-- Begin --

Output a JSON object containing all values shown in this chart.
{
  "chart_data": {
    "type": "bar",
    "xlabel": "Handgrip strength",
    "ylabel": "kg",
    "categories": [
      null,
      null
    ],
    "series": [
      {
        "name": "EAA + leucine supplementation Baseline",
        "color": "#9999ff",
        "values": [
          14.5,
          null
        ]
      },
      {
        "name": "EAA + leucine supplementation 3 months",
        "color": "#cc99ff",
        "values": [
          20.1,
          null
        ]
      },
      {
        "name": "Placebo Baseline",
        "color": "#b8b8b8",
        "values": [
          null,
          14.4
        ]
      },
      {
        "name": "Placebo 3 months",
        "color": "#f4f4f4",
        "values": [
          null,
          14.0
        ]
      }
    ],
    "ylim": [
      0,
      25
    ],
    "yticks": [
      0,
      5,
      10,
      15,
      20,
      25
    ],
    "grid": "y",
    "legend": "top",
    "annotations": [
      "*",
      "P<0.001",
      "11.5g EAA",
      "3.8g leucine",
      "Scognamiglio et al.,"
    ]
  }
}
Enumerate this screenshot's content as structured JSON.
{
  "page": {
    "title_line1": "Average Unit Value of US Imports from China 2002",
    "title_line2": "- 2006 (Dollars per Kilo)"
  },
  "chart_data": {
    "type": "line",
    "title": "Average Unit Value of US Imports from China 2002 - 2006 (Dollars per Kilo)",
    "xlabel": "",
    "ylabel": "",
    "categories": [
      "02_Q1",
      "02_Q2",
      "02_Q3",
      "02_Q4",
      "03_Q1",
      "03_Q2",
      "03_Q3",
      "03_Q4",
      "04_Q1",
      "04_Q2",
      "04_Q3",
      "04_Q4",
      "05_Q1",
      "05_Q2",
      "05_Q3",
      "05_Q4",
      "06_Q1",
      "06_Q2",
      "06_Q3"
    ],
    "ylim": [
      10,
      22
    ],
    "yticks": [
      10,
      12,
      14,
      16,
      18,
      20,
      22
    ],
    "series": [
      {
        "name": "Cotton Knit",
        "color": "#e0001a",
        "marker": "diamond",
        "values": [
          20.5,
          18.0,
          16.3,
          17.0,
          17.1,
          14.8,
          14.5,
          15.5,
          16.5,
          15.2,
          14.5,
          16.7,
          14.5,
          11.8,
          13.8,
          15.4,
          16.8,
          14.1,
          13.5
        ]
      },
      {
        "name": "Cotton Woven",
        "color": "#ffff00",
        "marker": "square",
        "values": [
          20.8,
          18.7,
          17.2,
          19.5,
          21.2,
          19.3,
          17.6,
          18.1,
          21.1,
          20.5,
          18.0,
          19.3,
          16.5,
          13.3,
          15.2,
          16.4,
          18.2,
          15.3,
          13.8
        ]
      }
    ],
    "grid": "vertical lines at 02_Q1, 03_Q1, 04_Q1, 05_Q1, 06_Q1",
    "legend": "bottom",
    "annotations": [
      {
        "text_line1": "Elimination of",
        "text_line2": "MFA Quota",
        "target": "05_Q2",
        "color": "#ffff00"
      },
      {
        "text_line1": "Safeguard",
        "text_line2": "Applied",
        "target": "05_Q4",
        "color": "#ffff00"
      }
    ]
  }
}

-- End --

Reproduce the listing above word for word.

• Answer below
Output a JSON object containing all values shown in this chart.
{
  "chart_data": {
    "type": "bar",
    "xlabel": "Handgrip strength",
    "ylabel": "kg",
    "categories": [
      null,
      null
    ],
    "series": [
      {
        "name": "EAA + leucine supplementation Baseline",
        "color": "#9999ff",
        "values": [
          14.5,
          null
        ]
      },
      {
        "name": "EAA + leucine supplementation 3 months",
        "color": "#cc99ff",
        "values": [
          20.1,
          null
        ]
      },
      {
        "name": "Placebo Baseline",
        "color": "#b8b8b8",
        "values": [
          null,
          14.4
        ]
      },
      {
        "name": "Placebo 3 months",
        "color": "#f4f4f4",
        "values": [
          null,
          14.0
        ]
      }
    ],
    "ylim": [
      0,
      25
    ],
    "yticks": [
      0,
      5,
      10,
      15,
      20,
      25
    ],
    "grid": "y",
    "legend": "top",
    "annotations": [
      "*",
      "P<0.001",
      "11.5g EAA",
      "3.8g leucine",
      "Scognamiglio et al.,"
    ]
  }
}
Enumerate this screenshot's content as structured JSON.
{
  "page": {
    "title_line1": "Average Unit Value of US Imports from China 2002",
    "title_line2": "- 2006 (Dollars per Kilo)"
  },
  "chart_data": {
    "type": "line",
    "title": "Average Unit Value of US Imports from China 2002 - 2006 (Dollars per Kilo)",
    "xlabel": "",
    "ylabel": "",
    "categories": [
      "02_Q1",
      "02_Q2",
      "02_Q3",
      "02_Q4",
      "03_Q1",
      "03_Q2",
      "03_Q3",
      "03_Q4",
      "04_Q1",
      "04_Q2",
      "04_Q3",
      "04_Q4",
      "05_Q1",
      "05_Q2",
      "05_Q3",
      "05_Q4",
      "06_Q1",
      "06_Q2",
      "06_Q3"
    ],
    "ylim": [
      10,
      22
    ],
    "yticks": [
      10,
      12,
      14,
      16,
      18,
      20,
      22
    ],
    "series": [
      {
        "name": "Cotton Knit",
        "color": "#e0001a",
        "marker": "diamond",
        "values": [
          20.5,
          18.0,
          16.3,
          17.0,
          17.1,
          14.8,
          14.5,
          15.5,
          16.5,
          15.2,
          14.5,
          16.7,
          14.5,
          11.8,
          13.8,
          15.4,
          16.8,
          14.1,
          13.5
        ]
      },
      {
        "name": "Cotton Woven",
        "color": "#ffff00",
        "marker": "square",
        "values": [
          20.8,
          18.7,
          17.2,
          19.5,
          21.2,
          19.3,
          17.6,
          18.1,
          21.1,
          20.5,
          18.0,
          19.3,
          16.5,
          13.3,
          15.2,
          16.4,
          18.2,
          15.3,
          13.8
        ]
      }
    ],
    "grid": "vertical lines at 02_Q1, 03_Q1, 04_Q1, 05_Q1, 06_Q1",
    "legend": "bottom",
    "annotations": [
      {
        "text_line1": "Elimination of",
        "text_line2": "MFA Quota",
        "target": "05_Q2",
        "color": "#ffff00"
      },
      {
        "text_line1": "Safeguard",
        "text_line2": "Applied",
        "target": "05_Q4",
        "color": "#ffff00"
      }
    ]
  }
}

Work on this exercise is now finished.